[Opening DATASET section]

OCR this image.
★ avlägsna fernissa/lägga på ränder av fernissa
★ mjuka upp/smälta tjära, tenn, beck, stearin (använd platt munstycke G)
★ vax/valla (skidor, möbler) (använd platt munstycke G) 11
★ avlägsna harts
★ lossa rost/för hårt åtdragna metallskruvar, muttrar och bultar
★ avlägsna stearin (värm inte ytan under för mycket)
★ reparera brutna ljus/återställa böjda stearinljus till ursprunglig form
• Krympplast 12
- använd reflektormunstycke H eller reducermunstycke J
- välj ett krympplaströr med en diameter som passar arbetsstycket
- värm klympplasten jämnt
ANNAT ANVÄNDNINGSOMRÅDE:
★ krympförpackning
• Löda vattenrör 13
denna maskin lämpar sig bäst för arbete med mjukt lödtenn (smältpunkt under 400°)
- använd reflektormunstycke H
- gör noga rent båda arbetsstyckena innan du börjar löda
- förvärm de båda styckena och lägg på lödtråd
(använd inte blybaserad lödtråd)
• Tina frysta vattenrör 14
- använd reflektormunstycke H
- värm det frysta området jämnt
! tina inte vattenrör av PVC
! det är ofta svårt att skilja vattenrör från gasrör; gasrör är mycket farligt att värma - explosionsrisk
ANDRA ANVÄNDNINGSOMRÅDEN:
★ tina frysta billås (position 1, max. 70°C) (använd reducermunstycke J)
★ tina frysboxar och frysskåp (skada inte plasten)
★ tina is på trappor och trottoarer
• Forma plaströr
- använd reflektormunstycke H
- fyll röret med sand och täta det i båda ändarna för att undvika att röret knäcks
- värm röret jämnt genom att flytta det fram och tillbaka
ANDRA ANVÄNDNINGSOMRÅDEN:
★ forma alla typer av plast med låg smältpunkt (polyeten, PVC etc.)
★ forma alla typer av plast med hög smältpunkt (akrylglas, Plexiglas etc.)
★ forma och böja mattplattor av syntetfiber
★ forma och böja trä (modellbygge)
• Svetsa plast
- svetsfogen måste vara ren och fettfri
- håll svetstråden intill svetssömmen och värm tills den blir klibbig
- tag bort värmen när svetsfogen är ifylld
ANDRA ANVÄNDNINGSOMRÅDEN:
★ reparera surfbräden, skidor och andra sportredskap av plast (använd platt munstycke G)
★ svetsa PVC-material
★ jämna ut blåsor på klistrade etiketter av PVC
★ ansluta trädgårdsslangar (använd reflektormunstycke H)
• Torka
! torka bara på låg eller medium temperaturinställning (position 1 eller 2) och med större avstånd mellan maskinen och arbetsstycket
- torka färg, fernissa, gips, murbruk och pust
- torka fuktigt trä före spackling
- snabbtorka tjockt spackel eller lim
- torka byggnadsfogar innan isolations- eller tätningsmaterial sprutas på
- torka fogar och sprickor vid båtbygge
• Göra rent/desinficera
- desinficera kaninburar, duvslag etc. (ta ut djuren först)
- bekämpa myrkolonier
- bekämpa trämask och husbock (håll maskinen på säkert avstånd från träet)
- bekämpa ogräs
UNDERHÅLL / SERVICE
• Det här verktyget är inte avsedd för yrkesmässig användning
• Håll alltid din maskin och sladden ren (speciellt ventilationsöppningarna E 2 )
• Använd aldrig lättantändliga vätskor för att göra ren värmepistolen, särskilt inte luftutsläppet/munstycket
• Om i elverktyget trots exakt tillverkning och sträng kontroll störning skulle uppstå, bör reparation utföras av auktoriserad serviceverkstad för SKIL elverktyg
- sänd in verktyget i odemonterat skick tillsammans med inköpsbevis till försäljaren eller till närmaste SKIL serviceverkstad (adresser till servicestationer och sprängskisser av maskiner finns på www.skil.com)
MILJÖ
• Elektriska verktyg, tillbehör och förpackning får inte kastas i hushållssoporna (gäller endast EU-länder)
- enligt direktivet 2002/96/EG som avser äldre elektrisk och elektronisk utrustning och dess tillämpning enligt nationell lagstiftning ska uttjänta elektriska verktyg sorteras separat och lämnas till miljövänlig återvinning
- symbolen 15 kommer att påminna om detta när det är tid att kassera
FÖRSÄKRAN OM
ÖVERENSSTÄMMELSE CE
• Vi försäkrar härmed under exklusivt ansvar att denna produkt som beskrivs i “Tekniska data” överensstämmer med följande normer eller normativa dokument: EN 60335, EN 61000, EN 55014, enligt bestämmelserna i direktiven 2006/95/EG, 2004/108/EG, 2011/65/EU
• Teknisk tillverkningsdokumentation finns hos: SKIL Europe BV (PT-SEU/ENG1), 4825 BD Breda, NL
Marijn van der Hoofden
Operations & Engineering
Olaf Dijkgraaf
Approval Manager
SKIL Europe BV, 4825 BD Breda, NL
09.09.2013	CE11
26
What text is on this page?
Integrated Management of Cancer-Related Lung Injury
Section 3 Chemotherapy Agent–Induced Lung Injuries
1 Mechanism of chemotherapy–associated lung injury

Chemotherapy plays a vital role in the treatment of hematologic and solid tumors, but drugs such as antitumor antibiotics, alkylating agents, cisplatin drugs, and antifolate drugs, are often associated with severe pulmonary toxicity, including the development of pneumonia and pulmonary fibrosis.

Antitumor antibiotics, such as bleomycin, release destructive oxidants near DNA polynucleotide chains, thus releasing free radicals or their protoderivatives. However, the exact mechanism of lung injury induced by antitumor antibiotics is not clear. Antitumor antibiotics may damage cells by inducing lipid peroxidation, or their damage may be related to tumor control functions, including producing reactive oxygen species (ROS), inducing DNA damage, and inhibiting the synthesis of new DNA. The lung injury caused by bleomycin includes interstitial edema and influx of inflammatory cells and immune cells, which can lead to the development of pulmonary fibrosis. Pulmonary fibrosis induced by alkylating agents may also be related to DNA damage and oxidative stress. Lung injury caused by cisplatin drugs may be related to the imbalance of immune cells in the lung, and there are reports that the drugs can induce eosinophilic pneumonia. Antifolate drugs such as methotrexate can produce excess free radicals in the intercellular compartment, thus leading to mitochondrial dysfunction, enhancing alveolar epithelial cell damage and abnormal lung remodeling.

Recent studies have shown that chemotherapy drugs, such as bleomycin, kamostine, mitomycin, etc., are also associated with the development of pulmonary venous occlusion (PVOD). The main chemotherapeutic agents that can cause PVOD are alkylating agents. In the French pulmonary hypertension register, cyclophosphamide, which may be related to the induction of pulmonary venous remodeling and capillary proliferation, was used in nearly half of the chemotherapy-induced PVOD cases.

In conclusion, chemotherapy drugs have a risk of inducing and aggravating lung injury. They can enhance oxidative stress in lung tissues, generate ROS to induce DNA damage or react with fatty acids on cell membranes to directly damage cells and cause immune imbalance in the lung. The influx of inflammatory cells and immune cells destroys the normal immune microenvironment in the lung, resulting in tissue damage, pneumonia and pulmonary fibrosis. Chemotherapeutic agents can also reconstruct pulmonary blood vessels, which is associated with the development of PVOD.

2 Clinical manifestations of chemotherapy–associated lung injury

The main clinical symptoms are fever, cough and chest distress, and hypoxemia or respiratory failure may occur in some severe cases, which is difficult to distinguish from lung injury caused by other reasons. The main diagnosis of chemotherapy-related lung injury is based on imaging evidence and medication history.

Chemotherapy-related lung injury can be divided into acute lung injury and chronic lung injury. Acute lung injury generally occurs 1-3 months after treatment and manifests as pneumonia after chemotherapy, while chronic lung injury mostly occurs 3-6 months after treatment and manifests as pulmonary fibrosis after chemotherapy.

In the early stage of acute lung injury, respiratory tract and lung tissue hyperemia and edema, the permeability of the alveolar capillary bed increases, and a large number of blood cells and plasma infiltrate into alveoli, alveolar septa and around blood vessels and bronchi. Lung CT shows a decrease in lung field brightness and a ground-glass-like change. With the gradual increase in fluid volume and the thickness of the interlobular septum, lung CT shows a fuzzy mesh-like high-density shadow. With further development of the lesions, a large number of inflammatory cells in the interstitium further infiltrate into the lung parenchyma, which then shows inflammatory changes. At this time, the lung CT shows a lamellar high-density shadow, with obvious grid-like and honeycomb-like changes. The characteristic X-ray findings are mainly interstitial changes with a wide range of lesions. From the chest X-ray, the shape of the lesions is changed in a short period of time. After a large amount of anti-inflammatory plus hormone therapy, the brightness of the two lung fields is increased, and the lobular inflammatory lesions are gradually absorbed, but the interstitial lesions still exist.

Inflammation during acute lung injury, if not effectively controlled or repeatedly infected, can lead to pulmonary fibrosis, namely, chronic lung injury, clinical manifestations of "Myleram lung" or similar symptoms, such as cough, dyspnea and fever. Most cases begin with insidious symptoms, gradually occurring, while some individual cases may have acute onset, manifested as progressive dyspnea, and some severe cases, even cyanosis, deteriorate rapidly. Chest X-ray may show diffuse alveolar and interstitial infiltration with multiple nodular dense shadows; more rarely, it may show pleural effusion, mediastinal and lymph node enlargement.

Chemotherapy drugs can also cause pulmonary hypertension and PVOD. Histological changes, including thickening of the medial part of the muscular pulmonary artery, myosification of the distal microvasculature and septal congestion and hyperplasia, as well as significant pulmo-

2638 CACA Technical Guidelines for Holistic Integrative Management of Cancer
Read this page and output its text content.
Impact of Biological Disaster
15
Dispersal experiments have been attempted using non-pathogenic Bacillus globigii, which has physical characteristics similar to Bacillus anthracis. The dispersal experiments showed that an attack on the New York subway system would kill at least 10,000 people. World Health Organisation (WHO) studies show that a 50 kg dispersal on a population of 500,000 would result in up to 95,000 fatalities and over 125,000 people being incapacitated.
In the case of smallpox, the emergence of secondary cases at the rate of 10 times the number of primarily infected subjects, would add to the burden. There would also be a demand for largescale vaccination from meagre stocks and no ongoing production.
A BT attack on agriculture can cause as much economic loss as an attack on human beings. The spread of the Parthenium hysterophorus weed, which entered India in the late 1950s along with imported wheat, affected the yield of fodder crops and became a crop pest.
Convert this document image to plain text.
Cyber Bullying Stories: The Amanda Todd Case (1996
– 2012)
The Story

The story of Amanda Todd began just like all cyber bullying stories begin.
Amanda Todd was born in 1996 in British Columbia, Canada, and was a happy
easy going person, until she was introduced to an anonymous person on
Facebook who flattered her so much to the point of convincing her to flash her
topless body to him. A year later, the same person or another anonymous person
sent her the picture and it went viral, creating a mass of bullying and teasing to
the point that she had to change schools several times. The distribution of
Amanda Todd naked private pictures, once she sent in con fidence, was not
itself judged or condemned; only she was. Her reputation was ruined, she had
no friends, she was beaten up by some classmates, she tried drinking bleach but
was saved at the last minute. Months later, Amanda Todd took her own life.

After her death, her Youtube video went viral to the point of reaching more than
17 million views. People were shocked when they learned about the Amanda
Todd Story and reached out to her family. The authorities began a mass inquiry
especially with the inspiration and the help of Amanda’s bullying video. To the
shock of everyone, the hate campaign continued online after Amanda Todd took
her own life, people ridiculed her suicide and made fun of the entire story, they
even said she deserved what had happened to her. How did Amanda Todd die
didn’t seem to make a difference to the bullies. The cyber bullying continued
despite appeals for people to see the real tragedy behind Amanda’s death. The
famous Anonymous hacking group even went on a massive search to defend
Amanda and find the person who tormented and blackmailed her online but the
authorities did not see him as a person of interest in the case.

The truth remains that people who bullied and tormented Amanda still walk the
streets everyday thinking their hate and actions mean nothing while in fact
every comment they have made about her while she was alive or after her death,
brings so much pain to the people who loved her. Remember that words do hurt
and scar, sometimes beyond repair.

[Closing DATASET section]

WHAT YOU NEED TO DO: In how many lines of the records does the word "video" appear? Give the number alone.

RESULT OF THE TASK: 2